Dataset excerpts:
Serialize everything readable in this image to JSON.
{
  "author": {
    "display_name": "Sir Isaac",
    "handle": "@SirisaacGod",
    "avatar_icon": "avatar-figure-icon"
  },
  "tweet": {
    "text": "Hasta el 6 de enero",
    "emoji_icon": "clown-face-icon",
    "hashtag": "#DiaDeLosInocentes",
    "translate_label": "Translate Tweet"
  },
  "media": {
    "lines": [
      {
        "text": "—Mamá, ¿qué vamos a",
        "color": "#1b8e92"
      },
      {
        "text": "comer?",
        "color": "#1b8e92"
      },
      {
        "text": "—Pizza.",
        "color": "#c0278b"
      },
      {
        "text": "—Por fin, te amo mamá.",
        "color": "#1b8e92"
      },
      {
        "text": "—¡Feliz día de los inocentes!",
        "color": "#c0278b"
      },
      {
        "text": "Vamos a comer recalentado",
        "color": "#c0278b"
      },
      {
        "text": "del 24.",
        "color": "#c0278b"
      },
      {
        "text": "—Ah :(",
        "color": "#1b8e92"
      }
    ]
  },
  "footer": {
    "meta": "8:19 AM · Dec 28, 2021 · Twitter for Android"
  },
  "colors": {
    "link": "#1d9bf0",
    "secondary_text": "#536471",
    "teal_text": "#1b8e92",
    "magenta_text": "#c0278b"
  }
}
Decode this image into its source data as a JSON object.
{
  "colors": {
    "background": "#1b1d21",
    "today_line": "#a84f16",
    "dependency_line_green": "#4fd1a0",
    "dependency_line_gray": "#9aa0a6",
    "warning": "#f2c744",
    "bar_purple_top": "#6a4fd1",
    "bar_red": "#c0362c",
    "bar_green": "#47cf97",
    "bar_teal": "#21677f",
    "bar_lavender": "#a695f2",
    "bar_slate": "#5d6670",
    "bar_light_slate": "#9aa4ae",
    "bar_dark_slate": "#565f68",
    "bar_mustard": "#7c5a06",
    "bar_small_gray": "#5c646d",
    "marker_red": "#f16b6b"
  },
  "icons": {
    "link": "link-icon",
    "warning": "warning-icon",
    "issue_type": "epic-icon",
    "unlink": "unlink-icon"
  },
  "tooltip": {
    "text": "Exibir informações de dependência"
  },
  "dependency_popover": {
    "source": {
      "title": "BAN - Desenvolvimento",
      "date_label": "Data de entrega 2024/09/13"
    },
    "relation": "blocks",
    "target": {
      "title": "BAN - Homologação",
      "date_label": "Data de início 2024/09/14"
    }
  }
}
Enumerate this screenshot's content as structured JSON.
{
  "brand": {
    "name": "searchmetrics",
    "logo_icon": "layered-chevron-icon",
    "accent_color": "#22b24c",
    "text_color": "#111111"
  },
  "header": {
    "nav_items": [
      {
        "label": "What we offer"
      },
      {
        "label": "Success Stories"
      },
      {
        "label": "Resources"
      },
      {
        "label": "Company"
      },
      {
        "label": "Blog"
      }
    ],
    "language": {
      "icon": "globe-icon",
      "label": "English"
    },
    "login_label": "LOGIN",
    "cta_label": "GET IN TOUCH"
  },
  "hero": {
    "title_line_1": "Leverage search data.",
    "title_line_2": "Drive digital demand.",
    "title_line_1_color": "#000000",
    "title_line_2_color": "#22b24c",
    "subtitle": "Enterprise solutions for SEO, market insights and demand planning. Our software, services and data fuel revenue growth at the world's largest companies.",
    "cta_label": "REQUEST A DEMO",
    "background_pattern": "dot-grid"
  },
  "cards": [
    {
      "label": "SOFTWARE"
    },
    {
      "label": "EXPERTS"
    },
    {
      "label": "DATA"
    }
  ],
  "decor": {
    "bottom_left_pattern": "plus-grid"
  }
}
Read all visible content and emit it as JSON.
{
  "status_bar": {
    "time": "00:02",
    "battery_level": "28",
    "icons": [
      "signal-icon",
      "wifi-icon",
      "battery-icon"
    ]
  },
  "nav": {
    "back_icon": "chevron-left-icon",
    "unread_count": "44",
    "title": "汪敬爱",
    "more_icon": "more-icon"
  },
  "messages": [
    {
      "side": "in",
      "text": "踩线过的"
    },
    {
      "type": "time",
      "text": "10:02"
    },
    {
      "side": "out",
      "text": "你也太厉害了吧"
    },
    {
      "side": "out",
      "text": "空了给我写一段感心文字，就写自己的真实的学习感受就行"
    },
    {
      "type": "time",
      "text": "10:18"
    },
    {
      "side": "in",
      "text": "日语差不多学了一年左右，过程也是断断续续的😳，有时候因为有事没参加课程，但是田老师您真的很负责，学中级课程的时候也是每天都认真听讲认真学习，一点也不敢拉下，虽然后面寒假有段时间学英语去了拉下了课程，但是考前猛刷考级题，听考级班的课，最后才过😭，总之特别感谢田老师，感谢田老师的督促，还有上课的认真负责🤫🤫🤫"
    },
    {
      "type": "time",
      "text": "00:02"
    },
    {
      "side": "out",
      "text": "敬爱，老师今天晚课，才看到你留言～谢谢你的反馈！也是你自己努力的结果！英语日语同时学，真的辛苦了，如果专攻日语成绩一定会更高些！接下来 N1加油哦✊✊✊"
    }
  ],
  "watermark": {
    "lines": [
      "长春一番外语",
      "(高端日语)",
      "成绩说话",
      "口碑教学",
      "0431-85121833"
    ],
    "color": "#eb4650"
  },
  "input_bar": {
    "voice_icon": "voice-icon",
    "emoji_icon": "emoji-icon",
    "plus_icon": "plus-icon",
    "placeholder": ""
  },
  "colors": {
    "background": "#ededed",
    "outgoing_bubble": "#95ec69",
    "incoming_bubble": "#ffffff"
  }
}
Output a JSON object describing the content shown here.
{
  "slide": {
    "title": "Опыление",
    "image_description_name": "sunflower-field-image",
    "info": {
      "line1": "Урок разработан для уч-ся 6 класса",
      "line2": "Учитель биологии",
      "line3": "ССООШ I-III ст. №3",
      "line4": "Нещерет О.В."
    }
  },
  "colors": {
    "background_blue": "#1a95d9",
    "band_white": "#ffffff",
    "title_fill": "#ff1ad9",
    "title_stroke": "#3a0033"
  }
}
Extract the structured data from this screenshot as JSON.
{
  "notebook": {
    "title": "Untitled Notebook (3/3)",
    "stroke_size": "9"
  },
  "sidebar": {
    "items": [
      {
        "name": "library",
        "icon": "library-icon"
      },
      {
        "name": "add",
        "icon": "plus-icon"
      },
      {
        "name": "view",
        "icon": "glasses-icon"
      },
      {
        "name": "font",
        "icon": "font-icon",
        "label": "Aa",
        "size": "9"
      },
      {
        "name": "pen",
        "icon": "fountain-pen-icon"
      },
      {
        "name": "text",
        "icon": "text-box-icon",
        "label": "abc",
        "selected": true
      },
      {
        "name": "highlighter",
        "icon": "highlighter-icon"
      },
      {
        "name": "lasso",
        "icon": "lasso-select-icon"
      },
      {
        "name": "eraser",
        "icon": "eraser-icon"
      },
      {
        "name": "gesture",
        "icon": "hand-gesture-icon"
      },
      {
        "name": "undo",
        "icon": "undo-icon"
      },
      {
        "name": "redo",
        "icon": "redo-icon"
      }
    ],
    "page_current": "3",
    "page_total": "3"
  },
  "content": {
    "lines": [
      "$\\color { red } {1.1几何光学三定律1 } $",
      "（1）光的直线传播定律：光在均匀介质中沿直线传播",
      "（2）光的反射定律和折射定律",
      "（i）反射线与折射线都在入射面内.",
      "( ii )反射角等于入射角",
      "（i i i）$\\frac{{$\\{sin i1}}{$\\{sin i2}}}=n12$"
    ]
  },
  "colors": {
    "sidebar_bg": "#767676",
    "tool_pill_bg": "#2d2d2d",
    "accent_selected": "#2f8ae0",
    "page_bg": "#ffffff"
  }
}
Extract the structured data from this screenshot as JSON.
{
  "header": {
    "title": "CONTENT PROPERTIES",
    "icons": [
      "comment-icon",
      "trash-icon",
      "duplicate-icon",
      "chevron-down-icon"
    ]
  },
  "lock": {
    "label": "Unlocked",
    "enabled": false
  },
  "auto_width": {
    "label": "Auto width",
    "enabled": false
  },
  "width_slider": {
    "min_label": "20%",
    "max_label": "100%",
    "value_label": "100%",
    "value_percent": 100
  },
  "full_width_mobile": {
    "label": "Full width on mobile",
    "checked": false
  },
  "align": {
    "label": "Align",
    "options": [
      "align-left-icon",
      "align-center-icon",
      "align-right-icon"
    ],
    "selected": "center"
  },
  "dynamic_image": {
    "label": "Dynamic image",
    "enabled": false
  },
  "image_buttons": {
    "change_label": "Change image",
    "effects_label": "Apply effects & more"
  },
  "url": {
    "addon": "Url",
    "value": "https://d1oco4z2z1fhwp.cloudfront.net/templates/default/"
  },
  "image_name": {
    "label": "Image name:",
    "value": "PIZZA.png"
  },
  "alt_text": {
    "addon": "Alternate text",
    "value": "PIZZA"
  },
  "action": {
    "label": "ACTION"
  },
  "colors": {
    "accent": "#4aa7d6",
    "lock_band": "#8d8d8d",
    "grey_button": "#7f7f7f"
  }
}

Problem: Locate the lines above that hold the word "this". Show every one of them.

Response:
Serialize everything readable in this image to JSON.
Decode this image into its source data as a JSON object.
Enumerate this screenshot's content as structured JSON.
Extract the structured data from this screenshot as JSON.
Extract the structured data from this screenshot as JSON.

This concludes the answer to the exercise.